> EXERCISE INPUTS
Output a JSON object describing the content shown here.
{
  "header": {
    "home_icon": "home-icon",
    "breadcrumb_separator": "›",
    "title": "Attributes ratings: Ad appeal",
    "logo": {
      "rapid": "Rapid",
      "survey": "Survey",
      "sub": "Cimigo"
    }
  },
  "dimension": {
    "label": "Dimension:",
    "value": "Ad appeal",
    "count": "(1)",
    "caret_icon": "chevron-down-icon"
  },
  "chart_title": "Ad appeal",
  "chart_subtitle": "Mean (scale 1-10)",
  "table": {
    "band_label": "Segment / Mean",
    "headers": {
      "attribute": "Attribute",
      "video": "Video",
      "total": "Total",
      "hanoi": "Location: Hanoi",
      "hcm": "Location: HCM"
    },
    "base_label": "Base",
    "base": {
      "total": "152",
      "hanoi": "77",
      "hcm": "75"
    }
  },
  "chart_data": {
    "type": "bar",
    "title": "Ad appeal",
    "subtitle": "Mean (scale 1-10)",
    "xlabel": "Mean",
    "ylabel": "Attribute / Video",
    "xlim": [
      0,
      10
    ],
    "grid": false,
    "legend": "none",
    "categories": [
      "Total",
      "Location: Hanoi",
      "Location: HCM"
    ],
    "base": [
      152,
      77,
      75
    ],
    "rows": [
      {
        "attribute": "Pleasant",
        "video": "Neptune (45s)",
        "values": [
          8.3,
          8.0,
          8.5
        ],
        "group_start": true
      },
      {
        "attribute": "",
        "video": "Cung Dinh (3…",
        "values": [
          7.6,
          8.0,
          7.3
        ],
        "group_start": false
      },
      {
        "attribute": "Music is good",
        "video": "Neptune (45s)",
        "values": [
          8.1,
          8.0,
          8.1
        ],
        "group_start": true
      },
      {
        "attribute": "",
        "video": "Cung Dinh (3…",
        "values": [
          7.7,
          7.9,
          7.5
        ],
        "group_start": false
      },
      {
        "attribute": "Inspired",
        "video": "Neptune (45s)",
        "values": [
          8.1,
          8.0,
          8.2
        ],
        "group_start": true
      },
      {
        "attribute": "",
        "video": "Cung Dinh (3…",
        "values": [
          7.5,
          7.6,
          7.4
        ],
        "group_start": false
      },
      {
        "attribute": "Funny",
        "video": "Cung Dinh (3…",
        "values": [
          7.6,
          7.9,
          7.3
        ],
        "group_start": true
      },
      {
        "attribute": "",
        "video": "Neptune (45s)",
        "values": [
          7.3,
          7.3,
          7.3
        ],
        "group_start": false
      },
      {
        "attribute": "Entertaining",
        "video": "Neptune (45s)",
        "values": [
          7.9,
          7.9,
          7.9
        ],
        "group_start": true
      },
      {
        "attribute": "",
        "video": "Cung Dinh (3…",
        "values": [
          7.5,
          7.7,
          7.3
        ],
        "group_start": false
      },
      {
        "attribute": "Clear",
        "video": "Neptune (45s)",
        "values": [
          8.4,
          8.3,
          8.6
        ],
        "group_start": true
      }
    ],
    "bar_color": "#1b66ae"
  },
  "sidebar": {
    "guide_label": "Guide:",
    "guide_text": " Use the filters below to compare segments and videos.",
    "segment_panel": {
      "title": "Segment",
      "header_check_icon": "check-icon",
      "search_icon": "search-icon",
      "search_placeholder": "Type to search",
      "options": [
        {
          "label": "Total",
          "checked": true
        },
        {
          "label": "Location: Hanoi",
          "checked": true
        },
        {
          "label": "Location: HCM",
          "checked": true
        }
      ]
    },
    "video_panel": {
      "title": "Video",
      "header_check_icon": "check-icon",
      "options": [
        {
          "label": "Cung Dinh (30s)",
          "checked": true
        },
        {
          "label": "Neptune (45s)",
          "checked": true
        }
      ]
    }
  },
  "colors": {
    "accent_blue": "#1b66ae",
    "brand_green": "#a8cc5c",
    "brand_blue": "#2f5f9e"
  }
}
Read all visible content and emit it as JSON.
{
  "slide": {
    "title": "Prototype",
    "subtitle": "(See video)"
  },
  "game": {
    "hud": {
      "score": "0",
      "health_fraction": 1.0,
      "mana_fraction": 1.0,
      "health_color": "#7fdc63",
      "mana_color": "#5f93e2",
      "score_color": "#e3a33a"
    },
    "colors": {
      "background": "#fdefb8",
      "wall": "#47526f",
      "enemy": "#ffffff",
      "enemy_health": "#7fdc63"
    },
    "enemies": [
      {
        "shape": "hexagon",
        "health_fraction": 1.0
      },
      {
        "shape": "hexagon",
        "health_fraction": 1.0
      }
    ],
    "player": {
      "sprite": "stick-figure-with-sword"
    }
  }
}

> WHAT IS NEEDED
Print out every entry, keeping each one exact.

> FINISHED ANSWER
Output a JSON object describing the content shown here.
{
  "header": {
    "home_icon": "home-icon",
    "breadcrumb_separator": "›",
    "title": "Attributes ratings: Ad appeal",
    "logo": {
      "rapid": "Rapid",
      "survey": "Survey",
      "sub": "Cimigo"
    }
  },
  "dimension": {
    "label": "Dimension:",
    "value": "Ad appeal",
    "count": "(1)",
    "caret_icon": "chevron-down-icon"
  },
  "chart_title": "Ad appeal",
  "chart_subtitle": "Mean (scale 1-10)",
  "table": {
    "band_label": "Segment / Mean",
    "headers": {
      "attribute": "Attribute",
      "video": "Video",
      "total": "Total",
      "hanoi": "Location: Hanoi",
      "hcm": "Location: HCM"
    },
    "base_label": "Base",
    "base": {
      "total": "152",
      "hanoi": "77",
      "hcm": "75"
    }
  },
  "chart_data": {
    "type": "bar",
    "title": "Ad appeal",
    "subtitle": "Mean (scale 1-10)",
    "xlabel": "Mean",
    "ylabel": "Attribute / Video",
    "xlim": [
      0,
      10
    ],
    "grid": false,
    "legend": "none",
    "categories": [
      "Total",
      "Location: Hanoi",
      "Location: HCM"
    ],
    "base": [
      152,
      77,
      75
    ],
    "rows": [
      {
        "attribute": "Pleasant",
        "video": "Neptune (45s)",
        "values": [
          8.3,
          8.0,
          8.5
        ],
        "group_start": true
      },
      {
        "attribute": "",
        "video": "Cung Dinh (3…",
        "values": [
          7.6,
          8.0,
          7.3
        ],
        "group_start": false
      },
      {
        "attribute": "Music is good",
        "video": "Neptune (45s)",
        "values": [
          8.1,
          8.0,
          8.1
        ],
        "group_start": true
      },
      {
        "attribute": "",
        "video": "Cung Dinh (3…",
        "values": [
          7.7,
          7.9,
          7.5
        ],
        "group_start": false
      },
      {
        "attribute": "Inspired",
        "video": "Neptune (45s)",
        "values": [
          8.1,
          8.0,
          8.2
        ],
        "group_start": true
      },
      {
        "attribute": "",
        "video": "Cung Dinh (3…",
        "values": [
          7.5,
          7.6,
          7.4
        ],
        "group_start": false
      },
      {
        "attribute": "Funny",
        "video": "Cung Dinh (3…",
        "values": [
          7.6,
          7.9,
          7.3
        ],
        "group_start": true
      },
      {
        "attribute": "",
        "video": "Neptune (45s)",
        "values": [
          7.3,
          7.3,
          7.3
        ],
        "group_start": false
      },
      {
        "attribute": "Entertaining",
        "video": "Neptune (45s)",
        "values": [
          7.9,
          7.9,
          7.9
        ],
        "group_start": true
      },
      {
        "attribute": "",
        "video": "Cung Dinh (3…",
        "values": [
          7.5,
          7.7,
          7.3
        ],
        "group_start": false
      },
      {
        "attribute": "Clear",
        "video": "Neptune (45s)",
        "values": [
          8.4,
          8.3,
          8.6
        ],
        "group_start": true
      }
    ],
    "bar_color": "#1b66ae"
  },
  "sidebar": {
    "guide_label": "Guide:",
    "guide_text": " Use the filters below to compare segments and videos.",
    "segment_panel": {
      "title": "Segment",
      "header_check_icon": "check-icon",
      "search_icon": "search-icon",
      "search_placeholder": "Type to search",
      "options": [
        {
          "label": "Total",
          "checked": true
        },
        {
          "label": "Location: Hanoi",
          "checked": true
        },
        {
          "label": "Location: HCM",
          "checked": true
        }
      ]
    },
    "video_panel": {
      "title": "Video",
      "header_check_icon": "check-icon",
      "options": [
        {
          "label": "Cung Dinh (30s)",
          "checked": true
        },
        {
          "label": "Neptune (45s)",
          "checked": true
        }
      ]
    }
  },
  "colors": {
    "accent_blue": "#1b66ae",
    "brand_green": "#a8cc5c",
    "brand_blue": "#2f5f9e"
  }
}
Read all visible content and emit it as JSON.
{
  "slide": {
    "title": "Prototype",
    "subtitle": "(See video)"
  },
  "game": {
    "hud": {
      "score": "0",
      "health_fraction": 1.0,
      "mana_fraction": 1.0,
      "health_color": "#7fdc63",
      "mana_color": "#5f93e2",
      "score_color": "#e3a33a"
    },
    "colors": {
      "background": "#fdefb8",
      "wall": "#47526f",
      "enemy": "#ffffff",
      "enemy_health": "#7fdc63"
    },
    "enemies": [
      {
        "shape": "hexagon",
        "health_fraction": 1.0
      },
      {
        "shape": "hexagon",
        "health_fraction": 1.0
      }
    ],
    "player": {
      "sprite": "stick-figure-with-sword"
    }
  }
}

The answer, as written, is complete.